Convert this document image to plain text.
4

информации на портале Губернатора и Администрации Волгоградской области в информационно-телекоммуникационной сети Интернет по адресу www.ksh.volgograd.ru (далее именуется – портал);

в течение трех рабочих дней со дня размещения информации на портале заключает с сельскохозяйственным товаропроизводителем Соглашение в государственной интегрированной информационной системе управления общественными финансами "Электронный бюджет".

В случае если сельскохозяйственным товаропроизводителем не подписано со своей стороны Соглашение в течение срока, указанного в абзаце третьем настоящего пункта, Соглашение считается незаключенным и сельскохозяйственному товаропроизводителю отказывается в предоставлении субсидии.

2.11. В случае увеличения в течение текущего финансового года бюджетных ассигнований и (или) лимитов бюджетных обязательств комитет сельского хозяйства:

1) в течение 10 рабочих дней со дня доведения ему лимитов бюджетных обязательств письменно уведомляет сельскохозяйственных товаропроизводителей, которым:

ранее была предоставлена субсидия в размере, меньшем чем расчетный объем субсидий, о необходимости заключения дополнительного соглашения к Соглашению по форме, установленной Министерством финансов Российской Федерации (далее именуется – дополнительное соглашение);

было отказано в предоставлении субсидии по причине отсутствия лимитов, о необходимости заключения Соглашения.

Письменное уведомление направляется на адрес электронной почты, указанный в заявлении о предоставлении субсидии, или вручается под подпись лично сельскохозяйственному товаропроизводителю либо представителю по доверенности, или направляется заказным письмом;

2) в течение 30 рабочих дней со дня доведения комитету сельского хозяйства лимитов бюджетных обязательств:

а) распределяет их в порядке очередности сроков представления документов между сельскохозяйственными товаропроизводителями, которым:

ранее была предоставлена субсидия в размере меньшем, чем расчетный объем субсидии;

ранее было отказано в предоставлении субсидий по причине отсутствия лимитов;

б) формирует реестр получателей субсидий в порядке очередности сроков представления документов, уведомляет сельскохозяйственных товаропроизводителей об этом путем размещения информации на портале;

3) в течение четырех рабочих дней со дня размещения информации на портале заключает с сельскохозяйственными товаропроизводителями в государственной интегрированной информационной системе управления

**Problem to solve**.
Would you write down every record again, exactly?

**Written response**.
Convert this document image to plain text.
4

информации на портале Губернатора и Администрации Волгоградской области в информационно-телекоммуникационной сети Интернет по адресу www.ksh.volgograd.ru (далее именуется – портал);

в течение трех рабочих дней со дня размещения информации на портале заключает с сельскохозяйственным товаропроизводителем Соглашение в государственной интегрированной информационной системе управления общественными финансами "Электронный бюджет".

В случае если сельскохозяйственным товаропроизводителем не подписано со своей стороны Соглашение в течение срока, указанного в абзаце третьем настоящего пункта, Соглашение считается незаключенным и сельскохозяйственному товаропроизводителю отказывается в предоставлении субсидии.

2.11. В случае увеличения в течение текущего финансового года бюджетных ассигнований и (или) лимитов бюджетных обязательств комитет сельского хозяйства:

1) в течение 10 рабочих дней со дня доведения ему лимитов бюджетных обязательств письменно уведомляет сельскохозяйственных товаропроизводителей, которым:

ранее была предоставлена субсидия в размере, меньшем чем расчетный объем субсидий, о необходимости заключения дополнительного соглашения к Соглашению по форме, установленной Министерством финансов Российской Федерации (далее именуется – дополнительное соглашение);

было отказано в предоставлении субсидии по причине отсутствия лимитов, о необходимости заключения Соглашения.

Письменное уведомление направляется на адрес электронной почты, указанный в заявлении о предоставлении субсидии, или вручается под подпись лично сельскохозяйственному товаропроизводителю либо представителю по доверенности, или направляется заказным письмом;

2) в течение 30 рабочих дней со дня доведения комитету сельского хозяйства лимитов бюджетных обязательств:

а) распределяет их в порядке очередности сроков представления документов между сельскохозяйственными товаропроизводителями, которым:

ранее была предоставлена субсидия в размере меньшем, чем расчетный объем субсидии;

ранее было отказано в предоставлении субсидий по причине отсутствия лимитов;

б) формирует реестр получателей субсидий в порядке очередности сроков представления документов, уведомляет сельскохозяйственных товаропроизводителей об этом путем размещения информации на портале;

3) в течение четырех рабочих дней со дня размещения информации на портале заключает с сельскохозяйственными товаропроизводителями в государственной интегрированной информационной системе управления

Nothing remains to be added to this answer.